* begin MATERIAL SUPPLIED *

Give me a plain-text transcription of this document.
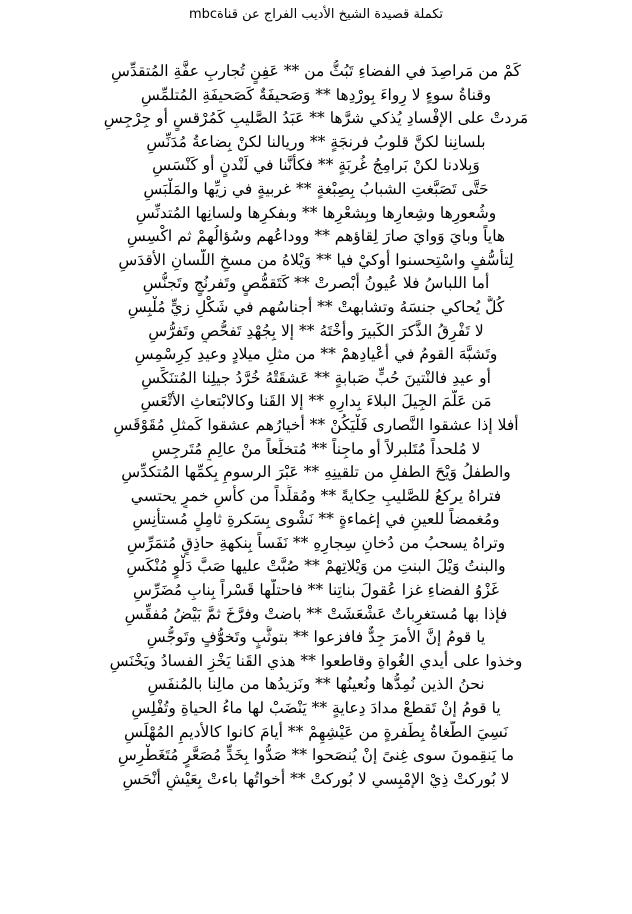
تكملة قصيدة الشيخ الأديب الفراج عن قناةmbc
كَمْ من مَراصِدَ في الفضاءِ تَبُثُّ من ** عَفِنٍ تُجاربِ عفَّةِ المُتقدِّسِ
وقناةُ سوءٍ لا رِواءَ بِورْدِها ** وَصَحيفَةٌ كَصَحيفَةِ المُتلمِّسِ
مَردتْ على الإفْسادِ يُذكي شرَّها ** عَبَدُ الصَّليبِ كَمُرْقسٍ أو جِرْجِسِ
بلسانِنا لكنَّ قلوبُ فرنجَةٍ ** وريالنا لكنْ بِضاعةُ مُدَنِّسِ
وَبِلادنا لكنْ بَرامِجُ غُربَةٍ ** فكأنَّنا في لَنْدنٍ أو كَنْسَسِ
حَتَّى تَصَبَّغتِ الشبابُ بِصِبْغةٍ ** غربيةٍ في زيِّها والمَلْبَسِ
وشُعورِها وشِعارِها وبِشعْرِها ** وبفكرِها ولسانِها المُتدنِّسِ
هاياً وبايَ وَوايَ صارَ لِقاؤهم ** ووداعُهم وسُؤالُهمْ ثم اكْسِسِ
لِتأسُّفٍ واسْتِحسنوا أُوكيْ فيا ** وَيْلاهُ من مسخِ اللّسانِ الأقدَسِ
أما اللباسُ فلا عُيونُ أبْصرتْ ** كَتَقمُّصٍ وتَفرنُجٍ وتَجنُّسِ
كُلٌّ يُحاكي جنسَهُ وتشابهتْ ** أجناسُهم في شَكْلِ زيٍّ مُلْبِسِ
لا تَفْرِقُ الذَّكرَ الكَبيرَ وأخْتَهُ ** إلا بِجُهْدِ تَفحُّصٍ وتَفرُّسِ
وتَشبَّهَ القومُ في أعْيادِهمْ ** من مثلِ ميلادٍ وعيدِ كِرِسْمِسِ
أو عيدِ فالنْتينَ حُبٍّ صَبابةٍ ** عَشقَتْهُ خُرَّدُ جيلِنا المُتنَكِّسِ
مَن عَلَّمَ الجِيلَ البلاءَ بِدارِهِ ** إلا القَنا وكالابْتعاثِ الأتْعَسِ
أفلا إذا عشقوا النَّصارى فَلْيَكُنْ ** أخيارُهم عشقوا كَمثلِ مُقَوْقَسِ
لا مُلحداً مُتَلبرلاً أو ماجِناً ** مُتخلِّعاً منْ عالِمٍ مُتَرجِسِ
والطفلُ وَيْحَ الطفلِ من تلقينِهِ ** عَبْرَ الرسومِ بِكمِّها المُتكدِّسِ
فتراهُ يركعُ للصَّليبِ حِكايةً ** ومُقلِّداً من كأسِ خمرٍ يحتسي
ومُغمضاً للعينِ في إغماءةٍ ** نَشْوى بِسَكرةِ ثامِلٍ مُستأنِسِ
وتراهُ يسحبُ من دُخانِ سِجارِهِ ** نَفَساً بِنكهةِ حاذِقٍ مُتمَرِّسِ
والبنتُ وَيْلَ البنتِ من وَيْلاتِهمْ ** صُبَّتْ عليها صَبَّ دَلْوٍ مُنْكَسِ
غَزْوُ الفضاءِ غزا عُقولَ بناتِنا ** فاحتلَّها قَسْراً بِنابِ مُضَرِّسِ
فإذا بها مُستغرِباتٌ عَشْعَشَتْ ** باضتْ وفرَّخَ ثمَّ بَيْضُ مُفقِّسِ
يا قومُ إنَّ الأمرَ جِدٌّ فافزعوا ** بتوثُّبٍ وتَخوُّفٍ وتَوجُّسِ
وخذوا على أيدي الغُواةِ وقاطعوا ** هذي القَنا يَخْزِ الفسادُ ويَخْنَسِ
نحنُ الذين نُمِدُّها ونُعينُها ** ونَزيدُها من مالِنا بالمُنفَسِ
يا قومُ إنْ تَقطعْ مدادَ دِعايةٍ ** يَنْضَبْ لها ماءُ الحياةِ وتُفْلِسِ
نَسِيَ الطُّغاةُ بِطَفرةٍ من عَيْشِهِمْ ** أيامَ كانوا كالأديمِ المُهْلَسِ
ما يَنقِمونَ سوى غِنىً إنْ يُنصَحوا ** صَدُّوا بِخَدٍّ مُصَعَّرٍ مُتَغَطْرِسِ
لا بُوركتْ ذِيْ الإمْبِسي لا بُوركتْ ** أخواتُها باءتْ بِعَيْشٍ أنْحَسِ
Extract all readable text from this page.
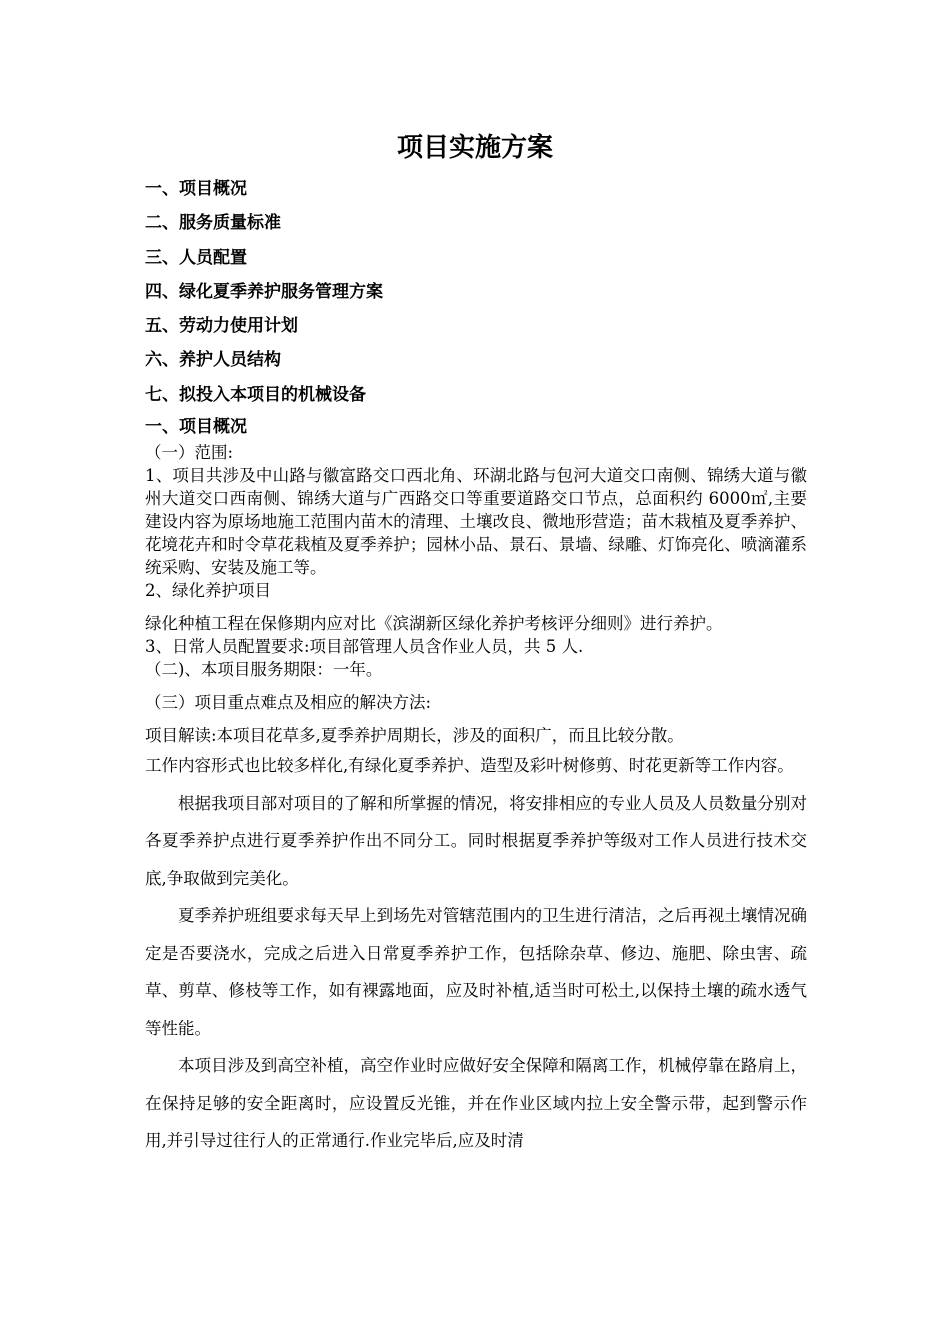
项目实施方案
一、项目概况
二、服务质量标准
三、人员配置
四、绿化夏季养护服务管理方案
五、劳动力使用计划
六、养护人员结构
七、拟投入本项目的机械设备
一、项目概况
（一）范围:
1、项目共涉及中山路与徽富路交口西北角、环湖北路与包河大道交口南侧、锦绣大道与徽州大道交口西南侧、锦绣大道与广西路交口等重要道路交口节点，总面积约 6000㎡,主要建设内容为原场地施工范围内苗木的清理、土壤改良、微地形营造；苗木栽植及夏季养护、花境花卉和时令草花栽植及夏季养护；园林小品、景石、景墙、绿雕、灯饰亮化、喷滴灌系统采购、安装及施工等。
2、绿化养护项目
绿化种植工程在保修期内应对比《滨湖新区绿化养护考核评分细则》进行养护。
3、日常人员配置要求:项目部管理人员含作业人员，共 5 人.
（二)、本项目服务期限：一年。
（三）项目重点难点及相应的解决方法:
项目解读:本项目花草多,夏季养护周期长，涉及的面积广，而且比较分散。
工作内容形式也比较多样化,有绿化夏季养护、造型及彩叶树修剪、时花更新等工作内容。
根据我项目部对项目的了解和所掌握的情况，将安排相应的专业人员及人员数量分别对各夏季养护点进行夏季养护作出不同分工。同时根据夏季养护等级对工作人员进行技术交底,争取做到完美化。
夏季养护班组要求每天早上到场先对管辖范围内的卫生进行清洁，之后再视土壤情况确定是否要浇水，完成之后进入日常夏季养护工作，包括除杂草、修边、施肥、除虫害、疏草、剪草、修枝等工作，如有裸露地面，应及时补植,适当时可松土,以保持土壤的疏水透气等性能。
本项目涉及到高空补植，高空作业时应做好安全保障和隔离工作，机械停靠在路肩上，在保持足够的安全距离时，应设置反光锥，并在作业区域内拉上安全警示带，起到警示作用,并引导过往行人的正常通行.作业完毕后,应及时清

* end MATERIAL SUPPLIED *

→ **INSTRUCTION**
Pick out all lines containing the string "text".

→ **FULL RESPONSE**
Give me a plain-text transcription of this document.
Extract all readable text from this page.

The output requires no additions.